>> BEGIN

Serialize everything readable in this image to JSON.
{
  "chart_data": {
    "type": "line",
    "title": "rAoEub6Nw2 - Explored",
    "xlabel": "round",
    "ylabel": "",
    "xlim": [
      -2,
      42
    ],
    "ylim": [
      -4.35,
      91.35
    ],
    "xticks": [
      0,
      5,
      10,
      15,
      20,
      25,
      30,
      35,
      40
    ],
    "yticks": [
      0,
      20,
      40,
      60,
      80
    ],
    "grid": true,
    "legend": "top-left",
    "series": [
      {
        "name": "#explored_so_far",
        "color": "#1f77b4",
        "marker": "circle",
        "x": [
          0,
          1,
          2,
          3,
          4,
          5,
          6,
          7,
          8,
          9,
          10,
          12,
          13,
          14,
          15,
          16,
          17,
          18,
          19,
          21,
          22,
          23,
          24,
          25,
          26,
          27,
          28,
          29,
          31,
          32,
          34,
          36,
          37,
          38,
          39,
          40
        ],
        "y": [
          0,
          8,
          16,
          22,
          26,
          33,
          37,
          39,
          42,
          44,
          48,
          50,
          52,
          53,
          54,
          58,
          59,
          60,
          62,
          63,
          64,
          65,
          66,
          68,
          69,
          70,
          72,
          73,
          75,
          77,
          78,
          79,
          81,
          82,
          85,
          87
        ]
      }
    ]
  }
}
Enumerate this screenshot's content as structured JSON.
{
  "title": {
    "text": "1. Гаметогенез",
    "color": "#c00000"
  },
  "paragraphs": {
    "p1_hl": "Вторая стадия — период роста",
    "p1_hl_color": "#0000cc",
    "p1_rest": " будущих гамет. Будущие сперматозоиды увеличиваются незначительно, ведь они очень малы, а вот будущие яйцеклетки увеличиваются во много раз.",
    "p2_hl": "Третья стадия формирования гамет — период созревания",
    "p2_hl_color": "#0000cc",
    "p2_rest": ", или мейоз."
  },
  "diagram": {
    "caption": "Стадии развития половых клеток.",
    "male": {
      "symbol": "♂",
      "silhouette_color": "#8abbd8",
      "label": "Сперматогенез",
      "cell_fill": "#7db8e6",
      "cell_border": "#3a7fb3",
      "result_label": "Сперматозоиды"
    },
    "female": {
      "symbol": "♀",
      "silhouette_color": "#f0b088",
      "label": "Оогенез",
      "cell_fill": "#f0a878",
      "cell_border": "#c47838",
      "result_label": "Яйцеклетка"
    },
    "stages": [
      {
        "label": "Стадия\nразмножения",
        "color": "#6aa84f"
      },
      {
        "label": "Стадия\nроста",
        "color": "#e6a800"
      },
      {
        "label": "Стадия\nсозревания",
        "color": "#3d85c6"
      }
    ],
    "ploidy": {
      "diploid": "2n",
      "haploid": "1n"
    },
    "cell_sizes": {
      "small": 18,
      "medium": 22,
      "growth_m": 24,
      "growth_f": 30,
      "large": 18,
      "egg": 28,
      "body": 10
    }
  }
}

>> END

EXERCISE REQUIREMENTS |
Please give back all of the records exactly as written.

EXERCISE OUTPUT |
Serialize everything readable in this image to JSON.
{
  "chart_data": {
    "type": "line",
    "title": "rAoEub6Nw2 - Explored",
    "xlabel": "round",
    "ylabel": "",
    "xlim": [
      -2,
      42
    ],
    "ylim": [
      -4.35,
      91.35
    ],
    "xticks": [
      0,
      5,
      10,
      15,
      20,
      25,
      30,
      35,
      40
    ],
    "yticks": [
      0,
      20,
      40,
      60,
      80
    ],
    "grid": true,
    "legend": "top-left",
    "series": [
      {
        "name": "#explored_so_far",
        "color": "#1f77b4",
        "marker": "circle",
        "x": [
          0,
          1,
          2,
          3,
          4,
          5,
          6,
          7,
          8,
          9,
          10,
          12,
          13,
          14,
          15,
          16,
          17,
          18,
          19,
          21,
          22,
          23,
          24,
          25,
          26,
          27,
          28,
          29,
          31,
          32,
          34,
          36,
          37,
          38,
          39,
          40
        ],
        "y": [
          0,
          8,
          16,
          22,
          26,
          33,
          37,
          39,
          42,
          44,
          48,
          50,
          52,
          53,
          54,
          58,
          59,
          60,
          62,
          63,
          64,
          65,
          66,
          68,
          69,
          70,
          72,
          73,
          75,
          77,
          78,
          79,
          81,
          82,
          85,
          87
        ]
      }
    ]
  }
}
Enumerate this screenshot's content as structured JSON.
{
  "title": {
    "text": "1. Гаметогенез",
    "color": "#c00000"
  },
  "paragraphs": {
    "p1_hl": "Вторая стадия — период роста",
    "p1_hl_color": "#0000cc",
    "p1_rest": " будущих гамет. Будущие сперматозоиды увеличиваются незначительно, ведь они очень малы, а вот будущие яйцеклетки увеличиваются во много раз.",
    "p2_hl": "Третья стадия формирования гамет — период созревания",
    "p2_hl_color": "#0000cc",
    "p2_rest": ", или мейоз."
  },
  "diagram": {
    "caption": "Стадии развития половых клеток.",
    "male": {
      "symbol": "♂",
      "silhouette_color": "#8abbd8",
      "label": "Сперматогенез",
      "cell_fill": "#7db8e6",
      "cell_border": "#3a7fb3",
      "result_label": "Сперматозоиды"
    },
    "female": {
      "symbol": "♀",
      "silhouette_color": "#f0b088",
      "label": "Оогенез",
      "cell_fill": "#f0a878",
      "cell_border": "#c47838",
      "result_label": "Яйцеклетка"
    },
    "stages": [
      {
        "label": "Стадия\nразмножения",
        "color": "#6aa84f"
      },
      {
        "label": "Стадия\nроста",
        "color": "#e6a800"
      },
      {
        "label": "Стадия\nсозревания",
        "color": "#3d85c6"
      }
    ],
    "ploidy": {
      "diploid": "2n",
      "haploid": "1n"
    },
    "cell_sizes": {
      "small": 18,
      "medium": 22,
      "growth_m": 24,
      "growth_f": 30,
      "large": 18,
      "egg": 28,
      "body": 10
    }
  }
}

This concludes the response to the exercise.